Start of Supplied material

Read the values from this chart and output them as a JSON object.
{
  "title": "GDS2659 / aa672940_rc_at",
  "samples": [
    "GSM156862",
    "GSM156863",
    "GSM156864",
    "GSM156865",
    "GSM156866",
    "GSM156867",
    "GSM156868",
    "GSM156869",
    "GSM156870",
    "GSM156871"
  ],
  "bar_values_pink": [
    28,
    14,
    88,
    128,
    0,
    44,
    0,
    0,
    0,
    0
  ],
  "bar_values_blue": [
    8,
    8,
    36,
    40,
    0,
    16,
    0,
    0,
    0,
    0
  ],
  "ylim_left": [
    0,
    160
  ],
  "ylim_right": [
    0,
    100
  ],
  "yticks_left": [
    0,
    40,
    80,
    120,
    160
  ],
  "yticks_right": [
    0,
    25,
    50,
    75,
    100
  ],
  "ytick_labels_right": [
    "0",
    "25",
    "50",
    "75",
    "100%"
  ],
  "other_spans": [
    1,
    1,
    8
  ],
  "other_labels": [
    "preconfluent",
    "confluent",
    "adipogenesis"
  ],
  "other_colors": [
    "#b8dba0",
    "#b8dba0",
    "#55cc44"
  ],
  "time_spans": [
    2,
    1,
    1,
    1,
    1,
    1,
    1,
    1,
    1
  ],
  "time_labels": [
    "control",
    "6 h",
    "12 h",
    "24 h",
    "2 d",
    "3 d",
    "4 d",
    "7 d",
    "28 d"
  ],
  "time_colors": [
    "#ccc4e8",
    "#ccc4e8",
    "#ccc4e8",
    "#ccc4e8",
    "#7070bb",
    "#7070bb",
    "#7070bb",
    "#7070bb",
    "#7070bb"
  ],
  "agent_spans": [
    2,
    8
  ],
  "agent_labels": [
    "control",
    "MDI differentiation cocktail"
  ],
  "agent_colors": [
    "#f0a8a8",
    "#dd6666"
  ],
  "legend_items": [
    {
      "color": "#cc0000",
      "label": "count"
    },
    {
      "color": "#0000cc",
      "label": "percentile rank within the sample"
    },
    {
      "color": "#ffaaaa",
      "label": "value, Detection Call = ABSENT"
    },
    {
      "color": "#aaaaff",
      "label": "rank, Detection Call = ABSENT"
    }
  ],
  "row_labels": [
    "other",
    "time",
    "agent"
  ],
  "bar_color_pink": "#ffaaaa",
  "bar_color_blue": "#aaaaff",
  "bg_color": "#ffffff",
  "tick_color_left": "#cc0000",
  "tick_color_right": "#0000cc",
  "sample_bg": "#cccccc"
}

End of Supplied material

Try it:
Give back the whole listing. Match it exactly.

Solution to this problem:
Read the values from this chart and output them as a JSON object.
{
  "title": "GDS2659 / aa672940_rc_at",
  "samples": [
    "GSM156862",
    "GSM156863",
    "GSM156864",
    "GSM156865",
    "GSM156866",
    "GSM156867",
    "GSM156868",
    "GSM156869",
    "GSM156870",
    "GSM156871"
  ],
  "bar_values_pink": [
    28,
    14,
    88,
    128,
    0,
    44,
    0,
    0,
    0,
    0
  ],
  "bar_values_blue": [
    8,
    8,
    36,
    40,
    0,
    16,
    0,
    0,
    0,
    0
  ],
  "ylim_left": [
    0,
    160
  ],
  "ylim_right": [
    0,
    100
  ],
  "yticks_left": [
    0,
    40,
    80,
    120,
    160
  ],
  "yticks_right": [
    0,
    25,
    50,
    75,
    100
  ],
  "ytick_labels_right": [
    "0",
    "25",
    "50",
    "75",
    "100%"
  ],
  "other_spans": [
    1,
    1,
    8
  ],
  "other_labels": [
    "preconfluent",
    "confluent",
    "adipogenesis"
  ],
  "other_colors": [
    "#b8dba0",
    "#b8dba0",
    "#55cc44"
  ],
  "time_spans": [
    2,
    1,
    1,
    1,
    1,
    1,
    1,
    1,
    1
  ],
  "time_labels": [
    "control",
    "6 h",
    "12 h",
    "24 h",
    "2 d",
    "3 d",
    "4 d",
    "7 d",
    "28 d"
  ],
  "time_colors": [
    "#ccc4e8",
    "#ccc4e8",
    "#ccc4e8",
    "#ccc4e8",
    "#7070bb",
    "#7070bb",
    "#7070bb",
    "#7070bb",
    "#7070bb"
  ],
  "agent_spans": [
    2,
    8
  ],
  "agent_labels": [
    "control",
    "MDI differentiation cocktail"
  ],
  "agent_colors": [
    "#f0a8a8",
    "#dd6666"
  ],
  "legend_items": [
    {
      "color": "#cc0000",
      "label": "count"
    },
    {
      "color": "#0000cc",
      "label": "percentile rank within the sample"
    },
    {
      "color": "#ffaaaa",
      "label": "value, Detection Call = ABSENT"
    },
    {
      "color": "#aaaaff",
      "label": "rank, Detection Call = ABSENT"
    }
  ],
  "row_labels": [
    "other",
    "time",
    "agent"
  ],
  "bar_color_pink": "#ffaaaa",
  "bar_color_blue": "#aaaaff",
  "bg_color": "#ffffff",
  "tick_color_left": "#cc0000",
  "tick_color_right": "#0000cc",
  "sample_bg": "#cccccc"
}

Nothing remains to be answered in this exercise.